═══ Supplied information ═══

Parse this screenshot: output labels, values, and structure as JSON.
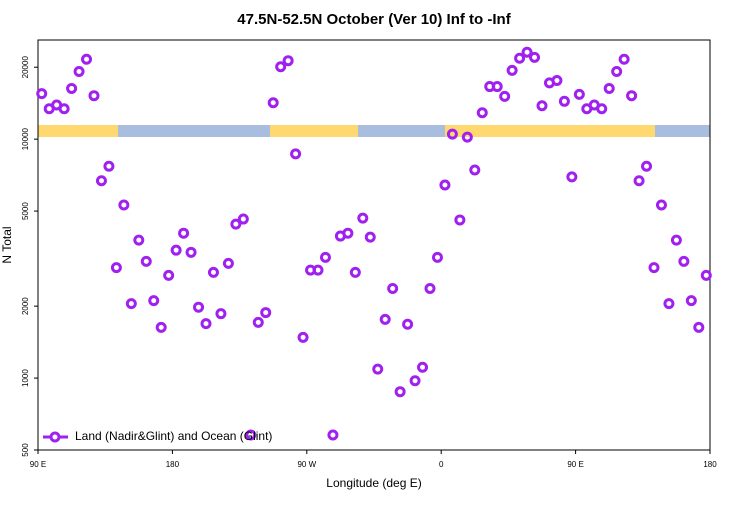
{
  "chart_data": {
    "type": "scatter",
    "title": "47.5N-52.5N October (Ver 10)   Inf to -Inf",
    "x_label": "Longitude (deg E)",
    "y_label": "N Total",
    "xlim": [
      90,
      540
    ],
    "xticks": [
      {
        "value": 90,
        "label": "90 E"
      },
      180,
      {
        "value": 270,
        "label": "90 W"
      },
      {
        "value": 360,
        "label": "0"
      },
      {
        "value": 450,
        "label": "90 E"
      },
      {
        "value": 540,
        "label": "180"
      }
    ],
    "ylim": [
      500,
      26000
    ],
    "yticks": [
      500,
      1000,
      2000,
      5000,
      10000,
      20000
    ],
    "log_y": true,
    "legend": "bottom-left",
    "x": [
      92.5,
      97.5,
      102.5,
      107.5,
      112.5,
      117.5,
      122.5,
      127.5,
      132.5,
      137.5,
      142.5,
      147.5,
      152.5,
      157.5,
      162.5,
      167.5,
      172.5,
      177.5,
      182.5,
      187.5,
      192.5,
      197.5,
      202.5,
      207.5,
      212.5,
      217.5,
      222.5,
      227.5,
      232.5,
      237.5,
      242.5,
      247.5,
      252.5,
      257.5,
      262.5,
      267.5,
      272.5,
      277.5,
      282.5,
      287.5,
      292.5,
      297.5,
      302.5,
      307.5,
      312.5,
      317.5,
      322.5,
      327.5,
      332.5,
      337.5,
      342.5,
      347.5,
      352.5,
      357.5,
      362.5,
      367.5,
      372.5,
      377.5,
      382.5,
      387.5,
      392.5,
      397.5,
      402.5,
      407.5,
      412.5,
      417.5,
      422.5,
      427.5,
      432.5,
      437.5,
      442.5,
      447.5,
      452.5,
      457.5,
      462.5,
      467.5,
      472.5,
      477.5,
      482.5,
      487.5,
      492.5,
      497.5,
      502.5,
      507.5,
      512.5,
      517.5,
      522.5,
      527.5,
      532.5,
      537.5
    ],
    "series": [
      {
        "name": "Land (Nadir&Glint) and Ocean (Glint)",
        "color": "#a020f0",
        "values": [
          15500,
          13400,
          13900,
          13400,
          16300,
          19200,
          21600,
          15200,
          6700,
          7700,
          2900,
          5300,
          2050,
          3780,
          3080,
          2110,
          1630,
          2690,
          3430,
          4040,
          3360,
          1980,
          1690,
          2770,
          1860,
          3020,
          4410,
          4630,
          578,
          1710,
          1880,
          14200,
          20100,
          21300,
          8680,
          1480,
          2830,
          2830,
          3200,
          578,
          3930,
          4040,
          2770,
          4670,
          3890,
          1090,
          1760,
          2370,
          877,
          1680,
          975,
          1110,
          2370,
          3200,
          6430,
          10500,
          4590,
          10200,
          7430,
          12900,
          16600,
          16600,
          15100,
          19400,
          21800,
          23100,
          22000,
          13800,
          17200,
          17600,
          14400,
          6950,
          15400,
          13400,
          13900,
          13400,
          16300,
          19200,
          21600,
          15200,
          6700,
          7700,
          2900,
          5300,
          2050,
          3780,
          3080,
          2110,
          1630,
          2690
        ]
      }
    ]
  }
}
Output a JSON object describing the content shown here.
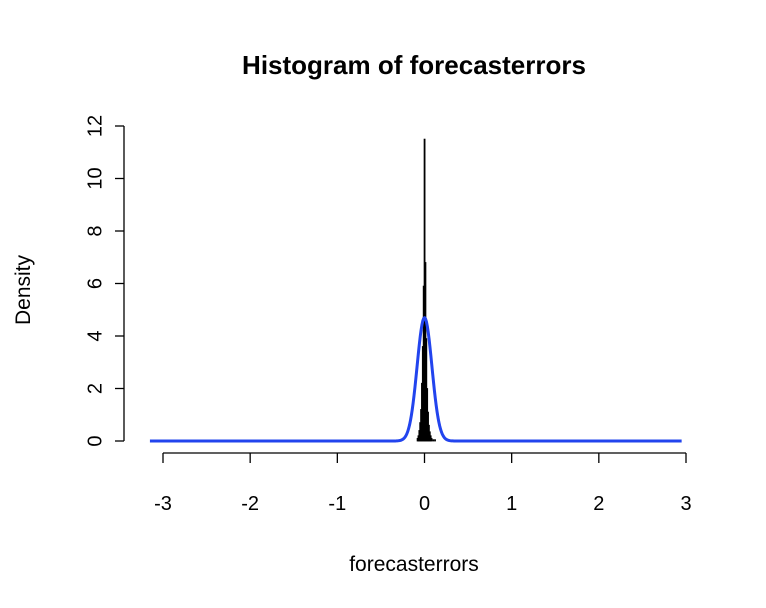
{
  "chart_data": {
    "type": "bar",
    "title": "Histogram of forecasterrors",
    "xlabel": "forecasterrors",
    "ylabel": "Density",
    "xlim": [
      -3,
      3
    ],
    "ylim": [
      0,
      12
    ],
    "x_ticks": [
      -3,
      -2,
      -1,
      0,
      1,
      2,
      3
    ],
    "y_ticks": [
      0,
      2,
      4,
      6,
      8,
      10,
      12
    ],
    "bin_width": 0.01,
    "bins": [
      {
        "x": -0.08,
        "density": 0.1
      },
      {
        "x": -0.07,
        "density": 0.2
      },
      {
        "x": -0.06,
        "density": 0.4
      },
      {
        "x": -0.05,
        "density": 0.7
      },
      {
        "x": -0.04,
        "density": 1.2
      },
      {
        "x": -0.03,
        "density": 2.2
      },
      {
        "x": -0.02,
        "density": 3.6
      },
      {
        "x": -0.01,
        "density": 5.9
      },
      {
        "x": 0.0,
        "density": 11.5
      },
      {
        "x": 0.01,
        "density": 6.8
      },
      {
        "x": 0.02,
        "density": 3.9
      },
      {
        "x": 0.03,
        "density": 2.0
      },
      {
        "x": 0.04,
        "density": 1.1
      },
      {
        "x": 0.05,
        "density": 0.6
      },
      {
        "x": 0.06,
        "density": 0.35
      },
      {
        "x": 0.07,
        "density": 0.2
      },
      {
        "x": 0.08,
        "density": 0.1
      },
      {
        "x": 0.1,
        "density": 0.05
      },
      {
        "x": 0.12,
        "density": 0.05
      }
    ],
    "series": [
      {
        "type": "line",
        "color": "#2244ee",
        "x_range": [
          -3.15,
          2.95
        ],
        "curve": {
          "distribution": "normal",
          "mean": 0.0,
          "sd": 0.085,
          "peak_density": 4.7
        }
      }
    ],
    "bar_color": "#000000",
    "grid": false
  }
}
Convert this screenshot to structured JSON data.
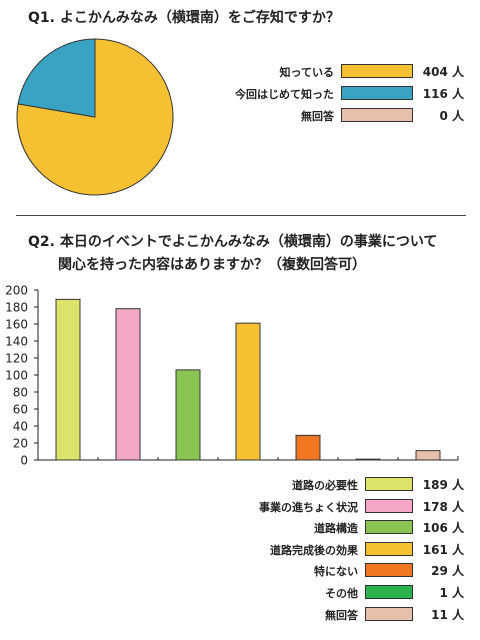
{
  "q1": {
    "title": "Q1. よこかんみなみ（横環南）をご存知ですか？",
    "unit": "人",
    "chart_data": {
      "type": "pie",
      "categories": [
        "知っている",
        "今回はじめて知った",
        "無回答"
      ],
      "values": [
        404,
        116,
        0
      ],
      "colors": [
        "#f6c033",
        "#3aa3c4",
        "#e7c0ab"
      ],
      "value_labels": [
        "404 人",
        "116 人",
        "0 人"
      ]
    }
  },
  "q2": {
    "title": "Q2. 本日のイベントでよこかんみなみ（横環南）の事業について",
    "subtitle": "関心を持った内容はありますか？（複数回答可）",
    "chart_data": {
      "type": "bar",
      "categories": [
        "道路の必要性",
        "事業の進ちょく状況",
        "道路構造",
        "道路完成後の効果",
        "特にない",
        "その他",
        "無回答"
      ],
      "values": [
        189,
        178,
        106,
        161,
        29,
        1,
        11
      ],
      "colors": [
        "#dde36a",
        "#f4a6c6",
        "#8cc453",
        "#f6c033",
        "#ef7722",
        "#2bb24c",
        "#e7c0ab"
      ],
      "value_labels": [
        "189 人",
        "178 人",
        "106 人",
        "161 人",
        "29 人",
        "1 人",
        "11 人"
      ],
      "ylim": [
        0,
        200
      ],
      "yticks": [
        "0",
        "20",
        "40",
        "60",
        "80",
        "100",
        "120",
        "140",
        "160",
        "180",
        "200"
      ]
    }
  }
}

═══

What is required> Each entry must be retyped word for word, with every image omitted.

Written solution>
Parse this screenshot: output labels, values, and structure as JSON.
{
  "chart_data": {
    "type": "scatter",
    "title": "47.5N-52.5N October (Ver 10)   Inf to -Inf",
    "x_label": "Longitude (deg E)",
    "y_label": "N Total",
    "xlim": [
      90,
      540
    ],
    "xticks": [
      {
        "value": 90,
        "label": "90 E"
      },
      180,
      {
        "value": 270,
        "label": "90 W"
      },
      {
        "value": 360,
        "label": "0"
      },
      {
        "value": 450,
        "label": "90 E"
      },
      {
        "value": 540,
        "label": "180"
      }
    ],
    "ylim": [
      500,
      26000
    ],
    "yticks": [
      500,
      1000,
      2000,
      5000,
      10000,
      20000
    ],
    "log_y": true,
    "legend": "bottom-left",
    "x": [
      92.5,
      97.5,
      102.5,
      107.5,
      112.5,
      117.5,
      122.5,
      127.5,
      132.5,
      137.5,
      142.5,
      147.5,
      152.5,
      157.5,
      162.5,
      167.5,
      172.5,
      177.5,
      182.5,
      187.5,
      192.5,
      197.5,
      202.5,
      207.5,
      212.5,
      217.5,
      222.5,
      227.5,
      232.5,
      237.5,
      242.5,
      247.5,
      252.5,
      257.5,
      262.5,
      267.5,
      272.5,
      277.5,
      282.5,
      287.5,
      292.5,
      297.5,
      302.5,
      307.5,
      312.5,
      317.5,
      322.5,
      327.5,
      332.5,
      337.5,
      342.5,
      347.5,
      352.5,
      357.5,
      362.5,
      367.5,
      372.5,
      377.5,
      382.5,
      387.5,
      392.5,
      397.5,
      402.5,
      407.5,
      412.5,
      417.5,
      422.5,
      427.5,
      432.5,
      437.5,
      442.5,
      447.5,
      452.5,
      457.5,
      462.5,
      467.5,
      472.5,
      477.5,
      482.5,
      487.5,
      492.5,
      497.5,
      502.5,
      507.5,
      512.5,
      517.5,
      522.5,
      527.5,
      532.5,
      537.5
    ],
    "series": [
      {
        "name": "Land (Nadir&Glint) and Ocean (Glint)",
        "color": "#a020f0",
        "values": [
          15500,
          13400,
          13900,
          13400,
          16300,
          19200,
          21600,
          15200,
          6700,
          7700,
          2900,
          5300,
          2050,
          3780,
          3080,
          2110,
          1630,
          2690,
          3430,
          4040,
          3360,
          1980,
          1690,
          2770,
          1860,
          3020,
          4410,
          4630,
          578,
          1710,
          1880,
          14200,
          20100,
          21300,
          8680,
          1480,
          2830,
          2830,
          3200,
          578,
          3930,
          4040,
          2770,
          4670,
          3890,
          1090,
          1760,
          2370,
          877,
          1680,
          975,
          1110,
          2370,
          3200,
          6430,
          10500,
          4590,
          10200,
          7430,
          12900,
          16600,
          16600,
          15100,
          19400,
          21800,
          23100,
          22000,
          13800,
          17200,
          17600,
          14400,
          6950,
          15400,
          13400,
          13900,
          13400,
          16300,
          19200,
          21600,
          15200,
          6700,
          7700,
          2900,
          5300,
          2050,
          3780,
          3080,
          2110,
          1630,
          2690
        ]
      }
    ]
  }
}
Output a JSON object describing the content shown here.
{
  "chart_data": {
    "type": "bar",
    "title": "Histogram of forecasterrors",
    "xlabel": "forecasterrors",
    "ylabel": "Density",
    "xlim": [
      -3,
      3
    ],
    "ylim": [
      0,
      12
    ],
    "x_ticks": [
      -3,
      -2,
      -1,
      0,
      1,
      2,
      3
    ],
    "y_ticks": [
      0,
      2,
      4,
      6,
      8,
      10,
      12
    ],
    "bin_width": 0.01,
    "bins": [
      {
        "x": -0.08,
        "density": 0.1
      },
      {
        "x": -0.07,
        "density": 0.2
      },
      {
        "x": -0.06,
        "density": 0.4
      },
      {
        "x": -0.05,
        "density": 0.7
      },
      {
        "x": -0.04,
        "density": 1.2
      },
      {
        "x": -0.03,
        "density": 2.2
      },
      {
        "x": -0.02,
        "density": 3.6
      },
      {
        "x": -0.01,
        "density": 5.9
      },
      {
        "x": 0.0,
        "density": 11.5
      },
      {
        "x": 0.01,
        "density": 6.8
      },
      {
        "x": 0.02,
        "density": 3.9
      },
      {
        "x": 0.03,
        "density": 2.0
      },
      {
        "x": 0.04,
        "density": 1.1
      },
      {
        "x": 0.05,
        "density": 0.6
      },
      {
        "x": 0.06,
        "density": 0.35
      },
      {
        "x": 0.07,
        "density": 0.2
      },
      {
        "x": 0.08,
        "density": 0.1
      },
      {
        "x": 0.1,
        "density": 0.05
      },
      {
        "x": 0.12,
        "density": 0.05
      }
    ],
    "series": [
      {
        "type": "line",
        "color": "#2244ee",
        "x_range": [
          -3.15,
          2.95
        ],
        "curve": {
          "distribution": "normal",
          "mean": 0.0,
          "sd": 0.085,
          "peak_density": 4.7
        }
      }
    ],
    "bar_color": "#000000",
    "grid": false
  }
}
Convert this screenshot to structured JSON data.
{
  "q1": {
    "title": "Q1. よこかんみなみ（横環南）をご存知ですか？",
    "unit": "人",
    "chart_data": {
      "type": "pie",
      "categories": [
        "知っている",
        "今回はじめて知った",
        "無回答"
      ],
      "values": [
        404,
        116,
        0
      ],
      "colors": [
        "#f6c033",
        "#3aa3c4",
        "#e7c0ab"
      ],
      "value_labels": [
        "404 人",
        "116 人",
        "0 人"
      ]
    }
  },
  "q2": {
    "title": "Q2. 本日のイベントでよこかんみなみ（横環南）の事業について",
    "subtitle": "関心を持った内容はありますか？（複数回答可）",
    "chart_data": {
      "type": "bar",
      "categories": [
        "道路の必要性",
        "事業の進ちょく状況",
        "道路構造",
        "道路完成後の効果",
        "特にない",
        "その他",
        "無回答"
      ],
      "values": [
        189,
        178,
        106,
        161,
        29,
        1,
        11
      ],
      "colors": [
        "#dde36a",
        "#f4a6c6",
        "#8cc453",
        "#f6c033",
        "#ef7722",
        "#2bb24c",
        "#e7c0ab"
      ],
      "value_labels": [
        "189 人",
        "178 人",
        "106 人",
        "161 人",
        "29 人",
        "1 人",
        "11 人"
      ],
      "ylim": [
        0,
        200
      ],
      "yticks": [
        "0",
        "20",
        "40",
        "60",
        "80",
        "100",
        "120",
        "140",
        "160",
        "180",
        "200"
      ]
    }
  }
}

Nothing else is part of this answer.